**Exercise description**
Report each line of the data that has "trigger" somewhere in it.
--- start of Available data ---
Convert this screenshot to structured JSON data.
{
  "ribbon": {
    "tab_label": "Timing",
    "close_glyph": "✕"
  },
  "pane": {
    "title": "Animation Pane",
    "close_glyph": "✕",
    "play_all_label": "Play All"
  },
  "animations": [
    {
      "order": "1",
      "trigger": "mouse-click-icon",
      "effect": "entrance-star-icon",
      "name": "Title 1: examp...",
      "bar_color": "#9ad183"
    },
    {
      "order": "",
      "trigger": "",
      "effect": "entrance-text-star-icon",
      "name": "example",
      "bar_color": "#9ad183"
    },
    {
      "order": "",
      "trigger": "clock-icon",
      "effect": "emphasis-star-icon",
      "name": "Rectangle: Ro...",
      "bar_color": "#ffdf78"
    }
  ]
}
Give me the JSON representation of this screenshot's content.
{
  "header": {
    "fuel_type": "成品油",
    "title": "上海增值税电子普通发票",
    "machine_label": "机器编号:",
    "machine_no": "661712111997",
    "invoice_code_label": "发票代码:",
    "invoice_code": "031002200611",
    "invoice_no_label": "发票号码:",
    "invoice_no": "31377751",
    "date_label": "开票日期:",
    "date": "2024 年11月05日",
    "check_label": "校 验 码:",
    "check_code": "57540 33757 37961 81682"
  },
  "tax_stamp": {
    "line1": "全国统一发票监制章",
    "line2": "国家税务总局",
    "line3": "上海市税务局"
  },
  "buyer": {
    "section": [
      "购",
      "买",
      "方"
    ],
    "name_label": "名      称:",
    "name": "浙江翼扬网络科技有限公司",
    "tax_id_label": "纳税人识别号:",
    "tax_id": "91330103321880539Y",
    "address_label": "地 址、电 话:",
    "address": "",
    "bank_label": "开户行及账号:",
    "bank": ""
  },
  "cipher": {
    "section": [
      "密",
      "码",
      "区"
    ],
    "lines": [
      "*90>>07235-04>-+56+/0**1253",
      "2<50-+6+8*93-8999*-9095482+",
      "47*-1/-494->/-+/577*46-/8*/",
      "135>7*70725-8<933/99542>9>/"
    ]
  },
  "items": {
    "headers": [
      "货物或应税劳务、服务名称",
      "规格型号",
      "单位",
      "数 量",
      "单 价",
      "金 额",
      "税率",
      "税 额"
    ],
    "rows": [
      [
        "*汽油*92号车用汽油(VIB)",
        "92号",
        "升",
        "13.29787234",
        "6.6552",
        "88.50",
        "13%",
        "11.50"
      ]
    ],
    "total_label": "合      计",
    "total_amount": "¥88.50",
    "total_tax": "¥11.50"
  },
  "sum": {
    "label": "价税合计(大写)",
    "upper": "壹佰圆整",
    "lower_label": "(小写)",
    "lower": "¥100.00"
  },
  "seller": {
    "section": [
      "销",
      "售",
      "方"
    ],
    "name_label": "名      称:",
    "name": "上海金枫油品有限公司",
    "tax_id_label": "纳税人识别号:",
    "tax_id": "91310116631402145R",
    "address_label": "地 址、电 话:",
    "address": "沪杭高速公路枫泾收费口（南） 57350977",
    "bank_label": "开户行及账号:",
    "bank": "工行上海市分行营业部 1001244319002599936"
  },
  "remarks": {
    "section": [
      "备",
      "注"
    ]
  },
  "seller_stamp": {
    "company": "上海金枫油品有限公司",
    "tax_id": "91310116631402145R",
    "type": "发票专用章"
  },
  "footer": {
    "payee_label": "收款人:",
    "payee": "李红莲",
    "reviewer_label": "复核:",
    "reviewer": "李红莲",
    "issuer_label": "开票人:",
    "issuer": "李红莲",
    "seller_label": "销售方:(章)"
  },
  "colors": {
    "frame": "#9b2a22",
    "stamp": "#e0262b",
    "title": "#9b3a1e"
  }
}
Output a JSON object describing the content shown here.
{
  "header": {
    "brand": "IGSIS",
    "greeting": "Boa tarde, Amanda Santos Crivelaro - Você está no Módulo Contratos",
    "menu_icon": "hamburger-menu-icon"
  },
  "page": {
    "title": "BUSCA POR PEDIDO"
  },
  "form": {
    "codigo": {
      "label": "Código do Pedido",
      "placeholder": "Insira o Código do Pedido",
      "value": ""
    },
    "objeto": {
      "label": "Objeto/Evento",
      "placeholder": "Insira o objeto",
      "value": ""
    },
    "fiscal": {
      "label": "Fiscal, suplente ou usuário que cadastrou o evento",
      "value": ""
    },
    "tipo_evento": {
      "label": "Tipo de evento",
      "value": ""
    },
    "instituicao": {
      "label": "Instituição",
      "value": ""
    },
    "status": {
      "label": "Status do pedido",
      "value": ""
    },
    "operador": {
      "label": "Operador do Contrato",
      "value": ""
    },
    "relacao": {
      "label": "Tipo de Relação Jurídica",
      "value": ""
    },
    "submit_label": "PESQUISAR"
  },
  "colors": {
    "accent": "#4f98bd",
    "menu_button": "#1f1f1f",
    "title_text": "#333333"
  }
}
--- end of Available data ---
--- start of Available data ---
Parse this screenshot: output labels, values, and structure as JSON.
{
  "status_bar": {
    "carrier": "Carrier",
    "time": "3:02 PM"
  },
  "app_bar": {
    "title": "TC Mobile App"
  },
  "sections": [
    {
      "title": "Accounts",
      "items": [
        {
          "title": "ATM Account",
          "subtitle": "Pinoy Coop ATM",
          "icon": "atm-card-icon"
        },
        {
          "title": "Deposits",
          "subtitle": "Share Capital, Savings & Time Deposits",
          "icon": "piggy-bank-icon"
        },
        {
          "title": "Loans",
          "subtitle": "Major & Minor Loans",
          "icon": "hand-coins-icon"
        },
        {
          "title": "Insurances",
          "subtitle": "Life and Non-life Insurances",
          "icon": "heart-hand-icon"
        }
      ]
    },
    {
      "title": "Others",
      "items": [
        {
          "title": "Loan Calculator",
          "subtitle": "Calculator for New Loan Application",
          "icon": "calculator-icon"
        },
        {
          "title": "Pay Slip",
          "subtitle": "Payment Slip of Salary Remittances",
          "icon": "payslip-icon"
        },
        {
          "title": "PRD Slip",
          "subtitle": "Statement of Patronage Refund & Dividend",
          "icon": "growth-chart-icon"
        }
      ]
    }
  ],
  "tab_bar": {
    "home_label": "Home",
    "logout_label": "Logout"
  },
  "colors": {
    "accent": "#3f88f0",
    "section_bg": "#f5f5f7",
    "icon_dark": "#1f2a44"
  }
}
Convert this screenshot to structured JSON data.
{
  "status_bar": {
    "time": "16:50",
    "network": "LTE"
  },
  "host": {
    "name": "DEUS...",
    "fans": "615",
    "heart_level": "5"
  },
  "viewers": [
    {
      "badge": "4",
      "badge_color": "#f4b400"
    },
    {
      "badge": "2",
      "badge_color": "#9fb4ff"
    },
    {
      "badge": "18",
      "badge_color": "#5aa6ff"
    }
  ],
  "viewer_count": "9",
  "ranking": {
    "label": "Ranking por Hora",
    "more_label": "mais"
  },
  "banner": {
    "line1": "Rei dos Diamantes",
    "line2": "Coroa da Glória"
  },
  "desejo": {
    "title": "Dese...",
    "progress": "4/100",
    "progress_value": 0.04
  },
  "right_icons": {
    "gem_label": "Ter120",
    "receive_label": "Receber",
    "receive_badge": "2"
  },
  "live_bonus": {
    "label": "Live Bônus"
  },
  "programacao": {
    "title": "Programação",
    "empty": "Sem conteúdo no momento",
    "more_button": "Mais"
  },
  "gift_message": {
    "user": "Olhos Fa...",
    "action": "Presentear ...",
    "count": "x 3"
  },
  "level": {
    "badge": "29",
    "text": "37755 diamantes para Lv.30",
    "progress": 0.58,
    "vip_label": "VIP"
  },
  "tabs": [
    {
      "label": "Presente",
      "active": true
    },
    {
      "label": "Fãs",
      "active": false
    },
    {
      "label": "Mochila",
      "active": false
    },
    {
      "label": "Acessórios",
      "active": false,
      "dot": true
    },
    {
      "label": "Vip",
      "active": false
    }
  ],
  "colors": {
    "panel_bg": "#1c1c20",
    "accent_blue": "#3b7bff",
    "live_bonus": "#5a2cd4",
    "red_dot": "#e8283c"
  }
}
--- end of Available data ---
--- start of Available data ---
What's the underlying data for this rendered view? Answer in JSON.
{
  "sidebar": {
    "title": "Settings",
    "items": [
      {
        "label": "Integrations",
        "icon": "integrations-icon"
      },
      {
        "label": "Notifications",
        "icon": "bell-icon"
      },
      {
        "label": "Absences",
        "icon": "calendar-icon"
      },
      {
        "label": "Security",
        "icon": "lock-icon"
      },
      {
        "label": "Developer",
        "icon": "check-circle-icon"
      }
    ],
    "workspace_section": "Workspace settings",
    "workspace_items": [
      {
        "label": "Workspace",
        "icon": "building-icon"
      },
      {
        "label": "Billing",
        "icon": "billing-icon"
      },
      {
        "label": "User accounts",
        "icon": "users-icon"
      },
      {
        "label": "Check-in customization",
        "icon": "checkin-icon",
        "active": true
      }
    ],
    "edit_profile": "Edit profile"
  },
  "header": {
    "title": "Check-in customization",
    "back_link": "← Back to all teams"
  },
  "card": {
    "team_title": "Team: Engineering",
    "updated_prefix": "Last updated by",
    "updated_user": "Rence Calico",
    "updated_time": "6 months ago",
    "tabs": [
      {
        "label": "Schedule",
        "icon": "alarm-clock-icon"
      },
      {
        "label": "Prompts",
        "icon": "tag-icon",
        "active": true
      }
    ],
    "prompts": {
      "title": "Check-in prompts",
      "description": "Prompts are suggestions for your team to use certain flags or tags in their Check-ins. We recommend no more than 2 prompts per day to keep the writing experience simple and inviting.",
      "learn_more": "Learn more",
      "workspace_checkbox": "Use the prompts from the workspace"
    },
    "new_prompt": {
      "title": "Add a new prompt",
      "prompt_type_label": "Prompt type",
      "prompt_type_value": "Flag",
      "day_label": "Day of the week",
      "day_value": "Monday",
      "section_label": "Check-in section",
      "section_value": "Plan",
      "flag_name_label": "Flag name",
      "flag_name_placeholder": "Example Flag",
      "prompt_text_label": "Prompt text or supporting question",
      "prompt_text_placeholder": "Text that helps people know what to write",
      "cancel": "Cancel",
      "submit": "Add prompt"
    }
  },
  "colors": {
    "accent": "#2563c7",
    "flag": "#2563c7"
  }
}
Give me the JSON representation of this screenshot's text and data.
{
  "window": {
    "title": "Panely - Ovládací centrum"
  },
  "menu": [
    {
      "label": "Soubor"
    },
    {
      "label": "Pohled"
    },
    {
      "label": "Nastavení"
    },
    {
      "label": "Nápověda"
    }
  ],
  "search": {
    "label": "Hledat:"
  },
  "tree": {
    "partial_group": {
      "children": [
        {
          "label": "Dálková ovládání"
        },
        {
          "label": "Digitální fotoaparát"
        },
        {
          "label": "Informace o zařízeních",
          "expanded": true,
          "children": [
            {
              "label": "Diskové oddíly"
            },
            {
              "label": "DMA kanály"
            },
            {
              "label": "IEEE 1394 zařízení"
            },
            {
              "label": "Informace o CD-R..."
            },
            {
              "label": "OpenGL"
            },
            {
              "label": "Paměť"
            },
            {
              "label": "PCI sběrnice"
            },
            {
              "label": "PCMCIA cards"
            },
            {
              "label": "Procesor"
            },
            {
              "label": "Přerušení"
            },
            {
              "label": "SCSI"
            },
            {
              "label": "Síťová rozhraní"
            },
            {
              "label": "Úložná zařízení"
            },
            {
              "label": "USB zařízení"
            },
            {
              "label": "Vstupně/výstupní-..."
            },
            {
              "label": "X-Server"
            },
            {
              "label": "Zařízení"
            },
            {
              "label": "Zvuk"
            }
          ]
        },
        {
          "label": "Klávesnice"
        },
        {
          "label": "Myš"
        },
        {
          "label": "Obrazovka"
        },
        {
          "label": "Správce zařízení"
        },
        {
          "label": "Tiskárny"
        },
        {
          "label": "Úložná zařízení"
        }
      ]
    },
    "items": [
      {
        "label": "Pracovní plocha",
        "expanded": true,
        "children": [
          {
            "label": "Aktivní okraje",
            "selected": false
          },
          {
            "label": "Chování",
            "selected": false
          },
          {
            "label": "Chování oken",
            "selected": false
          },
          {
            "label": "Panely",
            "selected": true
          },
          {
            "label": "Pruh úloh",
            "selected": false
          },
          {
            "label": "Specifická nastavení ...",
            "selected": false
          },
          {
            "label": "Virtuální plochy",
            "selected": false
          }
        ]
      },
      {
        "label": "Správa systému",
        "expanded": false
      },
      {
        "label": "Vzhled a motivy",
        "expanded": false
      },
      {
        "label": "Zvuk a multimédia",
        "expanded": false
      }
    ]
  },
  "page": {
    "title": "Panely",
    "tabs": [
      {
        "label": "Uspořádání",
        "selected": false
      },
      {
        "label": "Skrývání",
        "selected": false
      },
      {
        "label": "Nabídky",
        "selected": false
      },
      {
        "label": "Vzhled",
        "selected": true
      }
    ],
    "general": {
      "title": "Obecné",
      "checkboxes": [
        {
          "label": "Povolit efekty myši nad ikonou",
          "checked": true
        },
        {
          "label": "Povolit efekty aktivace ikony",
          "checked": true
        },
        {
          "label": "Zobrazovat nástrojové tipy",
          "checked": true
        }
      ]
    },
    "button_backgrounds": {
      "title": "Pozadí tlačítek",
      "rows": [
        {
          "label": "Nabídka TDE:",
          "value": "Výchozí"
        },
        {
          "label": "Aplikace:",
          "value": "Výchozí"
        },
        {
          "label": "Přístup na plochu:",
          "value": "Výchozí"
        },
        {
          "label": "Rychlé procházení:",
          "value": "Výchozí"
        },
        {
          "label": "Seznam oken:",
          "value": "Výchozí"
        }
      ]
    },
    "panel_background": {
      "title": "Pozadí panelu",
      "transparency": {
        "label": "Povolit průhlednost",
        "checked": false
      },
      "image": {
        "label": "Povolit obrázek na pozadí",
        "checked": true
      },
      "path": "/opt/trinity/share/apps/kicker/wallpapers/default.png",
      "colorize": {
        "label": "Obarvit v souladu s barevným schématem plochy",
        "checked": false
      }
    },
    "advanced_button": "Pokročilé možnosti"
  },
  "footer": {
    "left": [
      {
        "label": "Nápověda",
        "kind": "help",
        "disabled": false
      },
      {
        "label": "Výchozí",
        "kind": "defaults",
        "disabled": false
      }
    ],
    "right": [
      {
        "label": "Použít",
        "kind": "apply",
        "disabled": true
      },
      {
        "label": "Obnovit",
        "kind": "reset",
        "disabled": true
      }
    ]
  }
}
--- end of Available data ---
**Worked solution**
      "trigger": "mouse-click-icon",
      "trigger": "",
      "trigger": "clock-icon",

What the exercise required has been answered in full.